→ YOUR TASKS
1 > In the book recommendations, copy everything from "It’s a fascinating" down to "my absolute favourites.".
2 > Answer these questions from the book recommendations:
(a) In what country is the coastal community of Big Little Lies?
(b) Whom does the young journalist interview in The Seven Husbands of Evelyn Hugo?
(c) What does the author of The Humans prove in a world of uncertainty and fear?

---------- TEXT PASSAGE

Being stuck inside all day has a lot of downsides but it is a great opportunity to catch up on your reading. Here are some recommendations to help you pass the time

Ifan Barber

Big Little Lies by Lianne Moriarty

It tells the story of a small but wealthy coastal community in Australia that is rocked by a murder. The murder occurs in flash-forwards and drops clues throughout the book at who the victim might be and why. It also tells the story of how the different mothers in the town’s lives intertwine via their children. It’s brilliantly written and well-paced. There’s also a great television adaptation starring Nicole Kidman and Reece Witherspoon.

The Seven Husbands of Evelyn Hugo by Taylor Jenkins Reid

It’s a fascinating fictional first-hand account into life in the golden age of Hollywood with a unique twist. It’s a riveting read that tells a modern story and a period piece alongside one another via a young journalist in modern day interviewing the actress Evelyn Hugo, and then detailing her life and career. Each section of the book is based around one of her loves. A very unique approach to telling a story that’s been told so many times! One of my absolute favourites.


Julia Ramrath

The Humans by Matt Haig

There are a lot of things wrong with the human race and Matt Haig isn’t afraid to point that out. As an alien on a mission to stop human’s next ground-breaking, mathematical breakthrough, he reflects on the flaws of a modern world. However, despite his dystopian undertones, Haig is not short on finding beauty in us. In a world of uncertainty and fear, the author proves that there is hope out there to be found. The novel isn’t only beautifully humorous and exciting but also greatly written and surprisingly philosophical.

--------------------
---------- EXTRACTED INFORMATION

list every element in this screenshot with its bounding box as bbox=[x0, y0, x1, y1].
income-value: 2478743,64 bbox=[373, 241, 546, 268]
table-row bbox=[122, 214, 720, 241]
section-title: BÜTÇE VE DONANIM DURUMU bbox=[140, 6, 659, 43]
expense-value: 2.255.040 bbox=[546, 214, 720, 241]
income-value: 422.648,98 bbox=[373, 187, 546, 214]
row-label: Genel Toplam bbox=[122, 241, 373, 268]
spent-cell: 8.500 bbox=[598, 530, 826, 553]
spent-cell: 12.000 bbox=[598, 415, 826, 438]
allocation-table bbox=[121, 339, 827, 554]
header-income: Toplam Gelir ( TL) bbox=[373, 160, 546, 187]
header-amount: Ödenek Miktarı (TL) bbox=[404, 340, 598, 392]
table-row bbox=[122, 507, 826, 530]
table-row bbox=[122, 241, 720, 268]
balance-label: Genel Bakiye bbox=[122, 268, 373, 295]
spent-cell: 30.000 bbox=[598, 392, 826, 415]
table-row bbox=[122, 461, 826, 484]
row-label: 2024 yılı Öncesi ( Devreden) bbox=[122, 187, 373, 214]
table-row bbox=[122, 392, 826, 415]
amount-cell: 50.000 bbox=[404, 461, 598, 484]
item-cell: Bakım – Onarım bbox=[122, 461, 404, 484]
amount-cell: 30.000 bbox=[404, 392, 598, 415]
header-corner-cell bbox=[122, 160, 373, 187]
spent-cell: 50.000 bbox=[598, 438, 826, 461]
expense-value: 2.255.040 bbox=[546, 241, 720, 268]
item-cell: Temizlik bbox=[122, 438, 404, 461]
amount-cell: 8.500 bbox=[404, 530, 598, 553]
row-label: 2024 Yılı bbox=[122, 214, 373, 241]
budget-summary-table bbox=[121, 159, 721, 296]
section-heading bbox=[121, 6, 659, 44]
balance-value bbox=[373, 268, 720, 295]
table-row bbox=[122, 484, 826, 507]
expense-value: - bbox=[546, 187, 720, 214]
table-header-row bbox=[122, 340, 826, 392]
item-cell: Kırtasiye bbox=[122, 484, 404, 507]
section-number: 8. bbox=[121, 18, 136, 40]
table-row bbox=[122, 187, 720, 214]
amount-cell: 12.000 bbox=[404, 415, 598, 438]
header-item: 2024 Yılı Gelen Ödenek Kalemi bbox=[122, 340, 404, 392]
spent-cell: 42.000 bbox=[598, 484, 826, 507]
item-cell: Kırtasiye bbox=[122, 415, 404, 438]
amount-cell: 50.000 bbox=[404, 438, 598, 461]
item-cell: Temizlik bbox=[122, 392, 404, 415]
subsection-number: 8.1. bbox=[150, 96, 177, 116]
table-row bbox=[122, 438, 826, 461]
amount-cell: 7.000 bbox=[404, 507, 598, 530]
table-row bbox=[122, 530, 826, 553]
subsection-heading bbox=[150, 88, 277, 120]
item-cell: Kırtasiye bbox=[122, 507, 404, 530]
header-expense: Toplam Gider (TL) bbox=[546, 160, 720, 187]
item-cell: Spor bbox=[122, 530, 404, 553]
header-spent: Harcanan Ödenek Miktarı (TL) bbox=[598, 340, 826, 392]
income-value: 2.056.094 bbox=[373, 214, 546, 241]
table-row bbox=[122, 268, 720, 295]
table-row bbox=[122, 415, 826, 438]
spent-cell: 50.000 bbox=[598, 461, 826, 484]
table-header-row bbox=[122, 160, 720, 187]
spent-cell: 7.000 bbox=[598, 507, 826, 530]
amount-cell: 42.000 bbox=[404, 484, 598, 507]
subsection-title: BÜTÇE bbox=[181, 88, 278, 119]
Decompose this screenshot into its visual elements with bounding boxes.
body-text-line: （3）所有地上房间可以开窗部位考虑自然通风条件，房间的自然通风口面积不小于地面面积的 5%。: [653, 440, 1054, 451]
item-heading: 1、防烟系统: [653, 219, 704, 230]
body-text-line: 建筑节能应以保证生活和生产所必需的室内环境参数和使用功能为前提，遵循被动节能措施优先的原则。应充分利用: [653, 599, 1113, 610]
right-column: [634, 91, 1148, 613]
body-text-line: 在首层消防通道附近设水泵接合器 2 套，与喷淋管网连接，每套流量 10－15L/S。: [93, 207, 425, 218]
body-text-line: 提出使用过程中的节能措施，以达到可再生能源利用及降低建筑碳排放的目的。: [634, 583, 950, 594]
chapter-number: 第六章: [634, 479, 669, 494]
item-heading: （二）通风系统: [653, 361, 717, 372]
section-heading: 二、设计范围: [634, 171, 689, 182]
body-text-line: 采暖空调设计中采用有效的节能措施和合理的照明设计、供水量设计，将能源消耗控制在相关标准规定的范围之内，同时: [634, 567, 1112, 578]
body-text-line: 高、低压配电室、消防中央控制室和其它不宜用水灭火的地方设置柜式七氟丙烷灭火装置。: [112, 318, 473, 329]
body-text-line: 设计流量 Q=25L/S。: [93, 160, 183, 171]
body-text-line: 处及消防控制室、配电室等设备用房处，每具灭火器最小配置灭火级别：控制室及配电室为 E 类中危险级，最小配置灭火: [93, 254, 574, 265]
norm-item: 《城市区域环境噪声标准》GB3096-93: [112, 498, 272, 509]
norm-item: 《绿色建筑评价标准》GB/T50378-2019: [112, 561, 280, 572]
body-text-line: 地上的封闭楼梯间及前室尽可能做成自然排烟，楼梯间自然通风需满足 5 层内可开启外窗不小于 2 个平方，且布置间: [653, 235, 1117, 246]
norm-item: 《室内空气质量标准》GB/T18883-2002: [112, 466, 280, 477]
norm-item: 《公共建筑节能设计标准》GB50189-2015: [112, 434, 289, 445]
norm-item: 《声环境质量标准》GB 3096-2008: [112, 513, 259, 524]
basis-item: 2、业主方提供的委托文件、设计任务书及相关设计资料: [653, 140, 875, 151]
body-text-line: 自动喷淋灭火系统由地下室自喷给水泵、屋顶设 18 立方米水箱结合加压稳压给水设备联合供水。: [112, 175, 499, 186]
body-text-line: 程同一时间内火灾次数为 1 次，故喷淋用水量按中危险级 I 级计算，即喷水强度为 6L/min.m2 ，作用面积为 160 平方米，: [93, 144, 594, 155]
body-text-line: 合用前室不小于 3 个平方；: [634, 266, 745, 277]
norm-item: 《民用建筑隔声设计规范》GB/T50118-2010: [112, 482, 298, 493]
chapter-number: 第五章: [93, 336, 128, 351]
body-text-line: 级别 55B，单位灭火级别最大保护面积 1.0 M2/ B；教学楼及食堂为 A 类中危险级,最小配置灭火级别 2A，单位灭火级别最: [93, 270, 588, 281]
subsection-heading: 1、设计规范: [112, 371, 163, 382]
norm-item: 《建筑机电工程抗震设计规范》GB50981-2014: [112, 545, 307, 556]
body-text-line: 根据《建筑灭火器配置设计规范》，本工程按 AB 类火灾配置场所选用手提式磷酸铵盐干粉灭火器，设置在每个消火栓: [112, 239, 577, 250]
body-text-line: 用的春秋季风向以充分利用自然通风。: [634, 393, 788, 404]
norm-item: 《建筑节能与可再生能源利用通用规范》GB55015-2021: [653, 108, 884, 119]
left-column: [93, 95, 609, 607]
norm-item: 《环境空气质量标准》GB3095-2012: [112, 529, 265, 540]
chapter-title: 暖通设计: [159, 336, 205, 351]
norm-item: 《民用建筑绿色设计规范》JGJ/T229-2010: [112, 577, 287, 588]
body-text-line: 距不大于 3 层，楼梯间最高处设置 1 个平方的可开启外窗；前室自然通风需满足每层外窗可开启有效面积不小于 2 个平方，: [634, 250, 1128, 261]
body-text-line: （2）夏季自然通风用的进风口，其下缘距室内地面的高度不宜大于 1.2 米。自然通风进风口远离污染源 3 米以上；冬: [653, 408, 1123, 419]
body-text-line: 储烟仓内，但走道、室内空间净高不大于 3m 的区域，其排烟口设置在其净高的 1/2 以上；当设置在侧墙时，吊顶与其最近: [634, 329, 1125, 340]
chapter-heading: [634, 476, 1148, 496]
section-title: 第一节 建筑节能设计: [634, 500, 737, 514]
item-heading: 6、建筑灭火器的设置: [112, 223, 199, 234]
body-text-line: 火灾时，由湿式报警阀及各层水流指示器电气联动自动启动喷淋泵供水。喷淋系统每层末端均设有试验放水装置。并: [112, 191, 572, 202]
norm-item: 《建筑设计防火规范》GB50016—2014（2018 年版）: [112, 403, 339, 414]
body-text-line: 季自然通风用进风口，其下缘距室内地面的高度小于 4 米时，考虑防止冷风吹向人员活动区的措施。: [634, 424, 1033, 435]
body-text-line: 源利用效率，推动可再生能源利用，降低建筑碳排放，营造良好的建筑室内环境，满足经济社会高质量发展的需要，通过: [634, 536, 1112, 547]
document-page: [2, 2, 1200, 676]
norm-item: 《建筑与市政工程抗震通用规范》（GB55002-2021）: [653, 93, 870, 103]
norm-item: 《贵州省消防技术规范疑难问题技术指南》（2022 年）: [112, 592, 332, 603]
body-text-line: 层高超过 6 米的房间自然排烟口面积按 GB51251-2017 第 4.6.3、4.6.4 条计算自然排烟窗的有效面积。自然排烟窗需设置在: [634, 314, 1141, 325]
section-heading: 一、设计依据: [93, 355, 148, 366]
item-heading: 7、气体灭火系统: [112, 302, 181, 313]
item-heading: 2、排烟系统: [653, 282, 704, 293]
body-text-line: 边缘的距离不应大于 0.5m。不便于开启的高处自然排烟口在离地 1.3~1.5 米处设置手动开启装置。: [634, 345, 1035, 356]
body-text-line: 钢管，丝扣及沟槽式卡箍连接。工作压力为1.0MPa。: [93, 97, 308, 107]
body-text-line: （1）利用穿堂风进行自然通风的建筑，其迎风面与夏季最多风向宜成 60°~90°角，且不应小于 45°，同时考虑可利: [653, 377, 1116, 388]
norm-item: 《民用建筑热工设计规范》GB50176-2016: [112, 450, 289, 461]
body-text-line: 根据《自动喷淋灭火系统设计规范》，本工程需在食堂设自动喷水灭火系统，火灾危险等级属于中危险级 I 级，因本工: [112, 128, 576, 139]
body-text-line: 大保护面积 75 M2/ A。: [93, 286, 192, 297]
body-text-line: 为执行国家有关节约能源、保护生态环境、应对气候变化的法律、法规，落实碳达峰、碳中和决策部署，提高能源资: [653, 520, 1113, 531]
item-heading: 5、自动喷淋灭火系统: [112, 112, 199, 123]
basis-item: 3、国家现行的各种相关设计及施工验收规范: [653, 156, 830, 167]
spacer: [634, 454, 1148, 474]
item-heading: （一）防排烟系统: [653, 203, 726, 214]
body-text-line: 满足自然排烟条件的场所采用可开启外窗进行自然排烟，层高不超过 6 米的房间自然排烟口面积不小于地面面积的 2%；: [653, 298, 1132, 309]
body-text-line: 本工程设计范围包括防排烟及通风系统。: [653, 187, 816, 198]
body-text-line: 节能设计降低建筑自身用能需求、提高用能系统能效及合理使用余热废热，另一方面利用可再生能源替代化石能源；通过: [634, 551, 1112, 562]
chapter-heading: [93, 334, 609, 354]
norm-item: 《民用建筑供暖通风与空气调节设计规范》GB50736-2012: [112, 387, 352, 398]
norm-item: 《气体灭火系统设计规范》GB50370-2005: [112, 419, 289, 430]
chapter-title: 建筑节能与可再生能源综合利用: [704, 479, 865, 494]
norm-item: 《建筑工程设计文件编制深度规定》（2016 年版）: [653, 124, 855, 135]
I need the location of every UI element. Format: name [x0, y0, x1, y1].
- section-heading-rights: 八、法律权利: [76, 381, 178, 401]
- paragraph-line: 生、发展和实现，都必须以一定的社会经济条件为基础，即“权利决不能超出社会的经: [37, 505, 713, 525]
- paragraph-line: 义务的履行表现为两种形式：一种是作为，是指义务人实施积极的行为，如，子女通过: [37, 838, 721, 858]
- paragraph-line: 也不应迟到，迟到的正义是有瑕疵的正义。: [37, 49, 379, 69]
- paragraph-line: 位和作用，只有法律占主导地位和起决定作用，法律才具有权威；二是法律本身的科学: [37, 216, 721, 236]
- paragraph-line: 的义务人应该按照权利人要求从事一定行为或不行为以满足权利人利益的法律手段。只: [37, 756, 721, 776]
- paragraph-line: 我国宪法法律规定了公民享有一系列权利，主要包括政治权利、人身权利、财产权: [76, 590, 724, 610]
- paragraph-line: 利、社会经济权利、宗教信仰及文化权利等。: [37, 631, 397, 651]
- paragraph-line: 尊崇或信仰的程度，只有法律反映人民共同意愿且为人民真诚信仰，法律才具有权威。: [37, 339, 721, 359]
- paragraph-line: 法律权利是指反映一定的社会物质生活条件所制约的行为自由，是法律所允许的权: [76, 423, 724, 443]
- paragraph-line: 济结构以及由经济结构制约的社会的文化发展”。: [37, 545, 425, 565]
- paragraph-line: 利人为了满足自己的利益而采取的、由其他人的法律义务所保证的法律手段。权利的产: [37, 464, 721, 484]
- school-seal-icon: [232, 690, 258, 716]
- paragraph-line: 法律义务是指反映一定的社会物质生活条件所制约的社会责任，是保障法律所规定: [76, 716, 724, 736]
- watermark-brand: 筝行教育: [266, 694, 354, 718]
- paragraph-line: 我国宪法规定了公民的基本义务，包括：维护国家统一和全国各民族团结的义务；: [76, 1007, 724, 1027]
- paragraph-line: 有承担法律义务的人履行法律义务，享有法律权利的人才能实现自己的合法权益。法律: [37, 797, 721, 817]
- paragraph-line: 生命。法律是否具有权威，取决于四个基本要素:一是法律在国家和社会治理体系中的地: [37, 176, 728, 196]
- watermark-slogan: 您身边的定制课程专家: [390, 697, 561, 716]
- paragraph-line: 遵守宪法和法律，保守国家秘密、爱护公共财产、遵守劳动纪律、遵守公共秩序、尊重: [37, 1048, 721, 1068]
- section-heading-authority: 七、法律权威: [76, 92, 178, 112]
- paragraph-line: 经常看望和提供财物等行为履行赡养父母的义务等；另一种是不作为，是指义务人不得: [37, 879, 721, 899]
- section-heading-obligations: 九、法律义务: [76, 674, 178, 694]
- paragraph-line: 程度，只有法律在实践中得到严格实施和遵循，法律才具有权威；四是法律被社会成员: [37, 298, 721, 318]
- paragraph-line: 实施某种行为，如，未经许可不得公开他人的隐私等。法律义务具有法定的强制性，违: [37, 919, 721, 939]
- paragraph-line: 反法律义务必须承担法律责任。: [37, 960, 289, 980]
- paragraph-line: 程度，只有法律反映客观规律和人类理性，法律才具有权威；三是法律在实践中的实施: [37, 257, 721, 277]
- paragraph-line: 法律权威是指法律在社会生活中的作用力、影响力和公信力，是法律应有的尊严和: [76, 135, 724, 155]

--------------------

→ LIST OF SOLUTIONS
1 >
It’s a fascinating fictional first-hand account into life in the golden age of Hollywood with a unique twist. It’s a riveting read that tells a modern story and a period piece alongside one another via a young journalist in modern day interviewing the actress Evelyn Hugo, and then detailing her life and career. Each section of the book is based around one of her loves. A very unique approach to telling a story that’s been told so many times! One of my absolute favourites.

2 >
(a) Australia
(b) The actress Evelyn Hugo
(c) That there is hope out there to be found